SUPPLIED DATA:
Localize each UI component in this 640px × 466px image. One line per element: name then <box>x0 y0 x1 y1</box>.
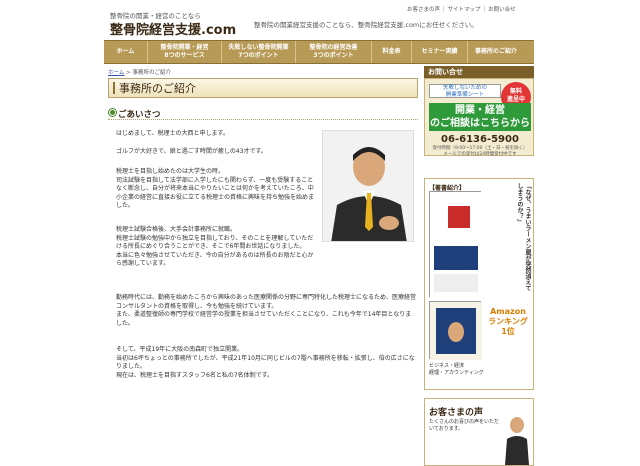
right-margin <box>534 0 640 400</box>
book-title: 「なぜ、うまいラーメン屋が突然消えてしまうのか？」 <box>516 183 531 291</box>
nav-fees[interactable]: 料金表 <box>372 41 412 63</box>
contact-banner[interactable]: 失敗しないための 開業準備シート 無料 進呈中 開業・経営 のご相談はこちらから… <box>424 78 534 157</box>
portrait-photo <box>322 130 414 242</box>
left-margin <box>0 0 104 400</box>
paragraph-5: 勤務時代には、勤務を始めたころから興味のあった医療関係の分野に専門特化した税理士… <box>116 294 417 327</box>
book-photo <box>429 301 482 360</box>
breadcrumb-home[interactable]: ホーム <box>108 70 124 76</box>
section-title: ごあいさつ <box>108 108 418 120</box>
phone-number: 06-6136-5900 <box>441 134 519 145</box>
voice-title: お客さまの声 <box>429 408 484 418</box>
main-content: 事務所のご紹介 ごあいさつ はじめまして、税理士の大西と申します。 ゴルフが大好… <box>108 78 418 379</box>
header-links: お客さまの声｜サイトマップ｜お問い合せ <box>407 7 516 13</box>
voice-text: たくさんのお喜びの声をいただいております。 <box>429 419 500 432</box>
site-logo[interactable]: 整骨院経営支援.com <box>110 19 236 38</box>
book-cover-image <box>429 191 482 298</box>
breadcrumb-current: 事務所のご紹介 <box>132 70 171 76</box>
sheet-label: 失敗しないための 開業準備シート <box>429 84 501 98</box>
person-icon <box>505 417 529 465</box>
section-title-text: ごあいさつ <box>118 110 161 120</box>
breadcrumb: ホーム > 事務所のご紹介 <box>108 68 171 76</box>
amazon-rank: Amazon ランキング 1位 <box>488 307 528 336</box>
book-banner[interactable]: 【著書紹介】 「なぜ、うまいラーメン屋が突然消えてしまうのか？」 Amazon … <box>424 178 534 390</box>
header-description: 整骨院の開業経営支援のことなら、整骨院経営支援.comにお任せください。 <box>254 21 478 29</box>
link-voice[interactable]: お客さまの声 <box>407 7 440 13</box>
link-contact[interactable]: お問い合せ <box>488 7 516 13</box>
nav-points[interactable]: 失敗しない整骨院開業 7つのポイント <box>222 41 296 63</box>
inquiry-heading: お問い合せ <box>424 66 534 78</box>
nav-office[interactable]: 事務所のご紹介 <box>468 41 524 63</box>
nav-seminar[interactable]: セミナー実績 <box>412 41 468 63</box>
bullet-icon <box>109 109 116 116</box>
nav-services[interactable]: 整骨院開業・経営 8つのサービス <box>148 41 222 63</box>
paragraph-4: 税理士試験合格後、大手会計事務所に就職。 税理士試験の勉強中から独立を目指してお… <box>116 226 314 268</box>
consult-button[interactable]: 開業・経営 のご相談はこちらから <box>429 103 531 131</box>
paragraph-6: そして、平成19年に大阪の南森町で独立開業。 当初は6坪ちょっとの事務所でしたが… <box>116 346 415 379</box>
page-wrapper: 整骨院の開業・経営のことなら 整骨院経営支援.com 整骨院の開業経営支援のこと… <box>104 0 534 466</box>
paragraph-3: 税理士を目指し始めたのは大学生の時。 司法試験を目指して法学部に入学したにも関わ… <box>116 168 315 210</box>
page-title: 事務所のご紹介 <box>108 78 418 98</box>
nav-home[interactable]: ホーム <box>104 41 148 63</box>
book-category: ビジネス・経済 経理・アカウンティング <box>429 363 484 376</box>
customer-voice-banner[interactable]: お客さまの声 たくさんのお喜びの声をいただいております。 <box>424 398 534 466</box>
nav-improve[interactable]: 整骨院の経営改善 3つのポイント <box>296 41 372 63</box>
site-header: 整骨院の開業・経営のことなら 整骨院経営支援.com 整骨院の開業経営支援のこと… <box>104 0 534 40</box>
link-sitemap[interactable]: サイトマップ <box>448 7 481 13</box>
global-nav: ホーム 整骨院開業・経営 8つのサービス 失敗しない整骨院開業 7つのポイント … <box>104 40 534 64</box>
business-hours: 受付時間（9:00～17:00（土・日・祝を除く） メールでの受付は24時間受付… <box>432 146 528 157</box>
paragraph-2: ゴルフが大好きで、娘と過ごす時間が癒しの43才です。 <box>116 148 267 155</box>
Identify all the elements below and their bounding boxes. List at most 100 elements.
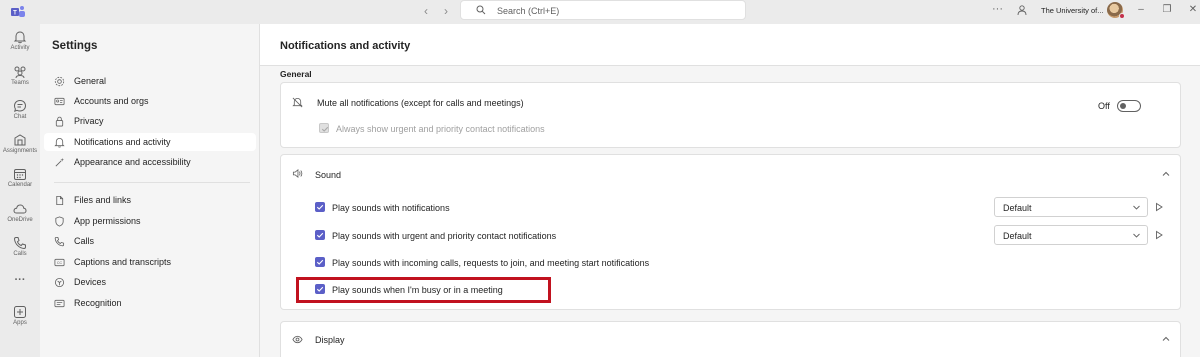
urgent-checkbox[interactable] — [319, 123, 329, 133]
settings-item-recognition[interactable]: Recognition — [44, 294, 256, 312]
rail-item-apps[interactable]: Apps — [0, 305, 40, 326]
back-arrow-icon[interactable]: ‹ — [419, 4, 433, 18]
recognition-icon — [54, 299, 65, 308]
speaker-icon — [292, 168, 303, 179]
main-content: Notifications and activity General Mute … — [260, 24, 1200, 357]
settings-item-calls[interactable]: Calls — [44, 232, 256, 250]
rail-item-teams[interactable]: Teams — [0, 65, 40, 86]
display-title: Display — [315, 335, 345, 345]
play-icon[interactable] — [1154, 202, 1164, 212]
toggle-state-label: Off — [1098, 101, 1110, 111]
bell-icon — [13, 31, 27, 44]
checkmark-icon — [316, 259, 324, 265]
teams-logo-icon[interactable]: T — [11, 5, 25, 19]
bell-off-icon — [292, 97, 303, 108]
cloud-icon — [13, 204, 27, 214]
app-rail: Activity Teams Chat Assignments Calendar… — [0, 24, 40, 357]
phone-icon — [54, 236, 65, 247]
highlight-box — [296, 277, 551, 303]
more-options-icon[interactable]: ··· — [992, 3, 1003, 15]
settings-item-label: Accounts and orgs — [74, 96, 149, 106]
rail-item-activity[interactable]: Activity — [0, 30, 40, 51]
rail-label: Assignments — [2, 148, 38, 154]
settings-item-general[interactable]: General — [44, 72, 256, 90]
assignments-icon — [14, 134, 26, 146]
settings-item-appearance[interactable]: Appearance and accessibility — [44, 153, 256, 171]
display-card: Display — [280, 321, 1181, 357]
search-icon — [476, 5, 486, 15]
status-dot — [1119, 13, 1125, 19]
close-icon[interactable]: ✕ — [1187, 4, 1199, 16]
settings-item-notifications[interactable]: Notifications and activity — [44, 133, 256, 151]
people-icon[interactable] — [1016, 4, 1028, 16]
checkmark-icon — [316, 204, 324, 210]
shield-icon — [55, 216, 64, 227]
file-icon — [56, 195, 64, 206]
wand-icon — [55, 157, 65, 167]
settings-item-label: Files and links — [74, 195, 132, 205]
chevron-up-icon[interactable] — [1161, 334, 1171, 344]
rail-item-chat[interactable]: Chat — [0, 99, 40, 120]
sound-notifications-checkbox[interactable] — [315, 202, 325, 212]
search-input[interactable]: Search (Ctrl+E) — [460, 0, 746, 20]
sound-row-label: Play sounds with urgent and priority con… — [332, 231, 557, 241]
settings-item-label: General — [74, 76, 107, 86]
svg-text:T: T — [13, 11, 17, 17]
settings-item-label: Captions and transcripts — [74, 257, 172, 267]
rail-label: Apps — [13, 320, 27, 326]
apps-icon — [14, 306, 26, 318]
settings-item-privacy[interactable]: Privacy — [44, 112, 256, 130]
mute-toggle[interactable] — [1117, 100, 1141, 112]
settings-item-devices[interactable]: Devices — [44, 273, 256, 291]
settings-item-label: Recognition — [74, 298, 122, 308]
settings-item-label: Privacy — [74, 116, 104, 126]
forward-arrow-icon[interactable]: › — [439, 4, 453, 18]
rail-label: Calendar — [7, 182, 33, 188]
eye-icon — [292, 335, 303, 344]
checkmark-icon — [316, 232, 324, 238]
play-icon[interactable] — [1154, 230, 1164, 240]
sound-notifications-select[interactable]: Default — [994, 197, 1148, 217]
rail-label: Calls — [13, 251, 27, 257]
settings-item-accounts[interactable]: Accounts and orgs — [44, 92, 256, 110]
rail-label: Chat — [13, 114, 27, 120]
cc-icon: CC — [54, 258, 65, 267]
settings-item-captions[interactable]: CC Captions and transcripts — [44, 253, 256, 271]
rail-label: OneDrive — [7, 217, 33, 223]
settings-title: Settings — [52, 40, 98, 52]
urgent-label: Always show urgent and priority contact … — [336, 124, 545, 134]
devices-icon — [54, 277, 65, 288]
bell-icon — [54, 137, 65, 148]
main-header: Notifications and activity — [260, 24, 1200, 66]
settings-item-label: App permissions — [74, 216, 141, 226]
sound-calls-checkbox[interactable] — [315, 257, 325, 267]
chat-icon — [13, 99, 27, 113]
org-name[interactable]: The University of... — [1041, 6, 1104, 15]
rail-label: Activity — [10, 45, 30, 51]
rail-item-onedrive[interactable]: OneDrive — [0, 202, 40, 223]
checkmark-icon — [321, 126, 329, 132]
rail-item-assignments[interactable]: Assignments — [0, 133, 40, 154]
teams-icon — [14, 66, 26, 79]
chevron-up-icon[interactable] — [1161, 169, 1171, 179]
section-label-general: General — [280, 69, 312, 79]
settings-item-label: Notifications and activity — [74, 137, 171, 147]
settings-item-files[interactable]: Files and links — [44, 191, 256, 209]
mute-card: Mute all notifications (except for calls… — [280, 82, 1181, 148]
gear-icon — [54, 76, 65, 87]
svg-text:CC: CC — [57, 261, 63, 265]
settings-divider — [54, 182, 250, 183]
sound-urgent-checkbox[interactable] — [315, 230, 325, 240]
restore-icon[interactable]: ❐ — [1161, 4, 1173, 16]
minimize-icon[interactable]: – — [1135, 4, 1147, 16]
rail-item-calendar[interactable]: Calendar — [0, 167, 40, 188]
settings-item-app-permissions[interactable]: App permissions — [44, 212, 256, 230]
rail-item-calls[interactable]: Calls — [0, 236, 40, 257]
sound-urgent-select[interactable]: Default — [994, 225, 1148, 245]
calendar-icon — [14, 169, 26, 180]
sound-row-label: Play sounds with notifications — [332, 203, 450, 213]
rail-more-icon[interactable]: ··· — [0, 274, 40, 286]
sound-title: Sound — [315, 170, 342, 180]
search-placeholder: Search (Ctrl+E) — [497, 6, 560, 16]
settings-panel: Settings General Accounts and orgs Priva… — [40, 24, 260, 357]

OBJECTIVE: Could you copy out, without changes, the stretch of rows from the one containing "right-margin <box>534 0 640 400</box>" through the one containing "voice-title: お客さまの声 <box>429", with both of those rows included?

FULL RESPONSE:
right-margin <box>534 0 640 400</box>
book-title: 「なぜ、うまいラーメン屋が突然消えてしまうのか？」 <box>516 183 531 291</box>
nav-fees[interactable]: 料金表 <box>372 41 412 63</box>
contact-banner[interactable]: 失敗しないための 開業準備シート 無料 進呈中 開業・経営 のご相談はこちらから… <box>424 78 534 157</box>
portrait-photo <box>322 130 414 242</box>
left-margin <box>0 0 104 400</box>
paragraph-5: 勤務時代には、勤務を始めたころから興味のあった医療関係の分野に専門特化した税理士… <box>116 294 417 327</box>
book-photo <box>429 301 482 360</box>
breadcrumb-home[interactable]: ホーム <box>108 70 124 76</box>
section-title: ごあいさつ <box>108 108 418 120</box>
phone-number: 06-6136-5900 <box>441 134 519 145</box>
voice-title: お客さまの声 <box>429 408 484 418</box>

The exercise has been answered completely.